- [To do]: Scan the material that follows. Copy every line containing the word "decode".

(Dataset items)

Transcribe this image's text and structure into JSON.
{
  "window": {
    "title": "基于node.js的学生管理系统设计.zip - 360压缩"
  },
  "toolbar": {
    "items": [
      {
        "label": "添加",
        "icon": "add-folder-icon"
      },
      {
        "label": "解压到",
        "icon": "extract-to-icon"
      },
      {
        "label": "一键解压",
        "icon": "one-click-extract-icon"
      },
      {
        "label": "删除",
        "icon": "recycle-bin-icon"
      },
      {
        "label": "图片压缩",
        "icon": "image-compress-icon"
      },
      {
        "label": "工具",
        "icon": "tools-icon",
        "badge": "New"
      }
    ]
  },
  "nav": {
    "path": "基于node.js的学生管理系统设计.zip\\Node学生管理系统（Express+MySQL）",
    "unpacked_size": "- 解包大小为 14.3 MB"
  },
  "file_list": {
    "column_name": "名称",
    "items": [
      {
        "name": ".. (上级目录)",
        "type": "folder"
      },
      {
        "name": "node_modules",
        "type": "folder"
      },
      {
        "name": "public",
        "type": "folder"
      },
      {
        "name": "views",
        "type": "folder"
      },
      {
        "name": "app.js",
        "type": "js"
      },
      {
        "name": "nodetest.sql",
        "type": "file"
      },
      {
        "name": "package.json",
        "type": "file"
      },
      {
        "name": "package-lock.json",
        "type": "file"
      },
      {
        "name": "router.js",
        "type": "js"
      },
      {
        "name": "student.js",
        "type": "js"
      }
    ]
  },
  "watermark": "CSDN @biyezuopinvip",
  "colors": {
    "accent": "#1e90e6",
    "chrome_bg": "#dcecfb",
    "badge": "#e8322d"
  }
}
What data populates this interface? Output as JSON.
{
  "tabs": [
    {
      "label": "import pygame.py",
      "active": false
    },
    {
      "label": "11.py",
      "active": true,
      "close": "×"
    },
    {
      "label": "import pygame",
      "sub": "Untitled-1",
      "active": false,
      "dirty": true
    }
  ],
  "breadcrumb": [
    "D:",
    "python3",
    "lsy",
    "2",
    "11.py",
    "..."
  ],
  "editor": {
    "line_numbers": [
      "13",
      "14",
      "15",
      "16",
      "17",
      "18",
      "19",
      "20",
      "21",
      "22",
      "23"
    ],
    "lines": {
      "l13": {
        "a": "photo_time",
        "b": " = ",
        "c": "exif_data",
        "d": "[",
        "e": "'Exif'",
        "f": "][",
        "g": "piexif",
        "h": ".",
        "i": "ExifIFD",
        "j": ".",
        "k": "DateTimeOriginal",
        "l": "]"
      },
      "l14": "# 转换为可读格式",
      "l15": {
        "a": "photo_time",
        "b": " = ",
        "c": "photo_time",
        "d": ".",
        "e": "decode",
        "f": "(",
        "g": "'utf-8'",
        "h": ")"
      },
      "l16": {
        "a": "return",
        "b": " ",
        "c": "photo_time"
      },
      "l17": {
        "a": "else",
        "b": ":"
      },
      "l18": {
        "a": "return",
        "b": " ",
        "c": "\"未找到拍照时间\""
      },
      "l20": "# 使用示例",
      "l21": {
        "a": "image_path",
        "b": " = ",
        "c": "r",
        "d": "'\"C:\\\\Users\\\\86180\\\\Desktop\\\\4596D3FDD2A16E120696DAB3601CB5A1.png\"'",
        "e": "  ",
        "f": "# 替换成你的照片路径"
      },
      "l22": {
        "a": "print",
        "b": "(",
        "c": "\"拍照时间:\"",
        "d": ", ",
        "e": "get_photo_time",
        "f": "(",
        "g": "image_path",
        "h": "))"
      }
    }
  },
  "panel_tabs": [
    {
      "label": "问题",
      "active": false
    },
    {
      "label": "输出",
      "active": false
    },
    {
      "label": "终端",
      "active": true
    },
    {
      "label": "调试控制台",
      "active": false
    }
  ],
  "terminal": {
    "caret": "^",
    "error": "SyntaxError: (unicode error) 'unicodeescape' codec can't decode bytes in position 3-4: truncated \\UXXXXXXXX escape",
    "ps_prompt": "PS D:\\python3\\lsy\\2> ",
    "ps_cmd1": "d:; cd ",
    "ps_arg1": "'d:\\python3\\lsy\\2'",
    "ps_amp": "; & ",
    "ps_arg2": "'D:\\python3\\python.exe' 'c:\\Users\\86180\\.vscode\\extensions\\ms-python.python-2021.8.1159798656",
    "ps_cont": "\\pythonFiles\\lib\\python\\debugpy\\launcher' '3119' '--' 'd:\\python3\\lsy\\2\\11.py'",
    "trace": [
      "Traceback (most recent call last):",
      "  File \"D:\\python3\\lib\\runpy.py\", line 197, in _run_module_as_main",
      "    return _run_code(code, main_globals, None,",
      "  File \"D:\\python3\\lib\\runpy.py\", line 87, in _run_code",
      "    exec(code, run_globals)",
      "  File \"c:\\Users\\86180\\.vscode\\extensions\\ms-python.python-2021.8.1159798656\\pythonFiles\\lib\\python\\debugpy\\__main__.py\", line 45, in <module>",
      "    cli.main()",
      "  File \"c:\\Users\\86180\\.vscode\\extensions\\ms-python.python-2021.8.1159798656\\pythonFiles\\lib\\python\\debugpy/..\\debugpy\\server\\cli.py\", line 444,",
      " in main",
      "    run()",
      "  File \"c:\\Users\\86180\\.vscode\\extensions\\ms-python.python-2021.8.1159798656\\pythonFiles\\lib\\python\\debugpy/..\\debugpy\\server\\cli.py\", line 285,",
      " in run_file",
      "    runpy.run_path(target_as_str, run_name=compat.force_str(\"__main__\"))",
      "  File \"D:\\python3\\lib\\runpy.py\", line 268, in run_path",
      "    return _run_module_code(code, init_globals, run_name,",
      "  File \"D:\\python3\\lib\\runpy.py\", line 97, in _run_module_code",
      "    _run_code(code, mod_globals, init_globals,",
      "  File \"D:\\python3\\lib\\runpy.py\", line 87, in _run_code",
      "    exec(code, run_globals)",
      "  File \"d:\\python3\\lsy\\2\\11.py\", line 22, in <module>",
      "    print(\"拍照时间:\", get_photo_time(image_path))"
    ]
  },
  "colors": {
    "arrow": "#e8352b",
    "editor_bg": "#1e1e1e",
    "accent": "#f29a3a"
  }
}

- [Answer]:
        "e": "decode",
    "error": "SyntaxError: (unicode error) 'unicodeescape' codec can't decode bytes in position 3-4: truncated \\UXXXXXXXX escape",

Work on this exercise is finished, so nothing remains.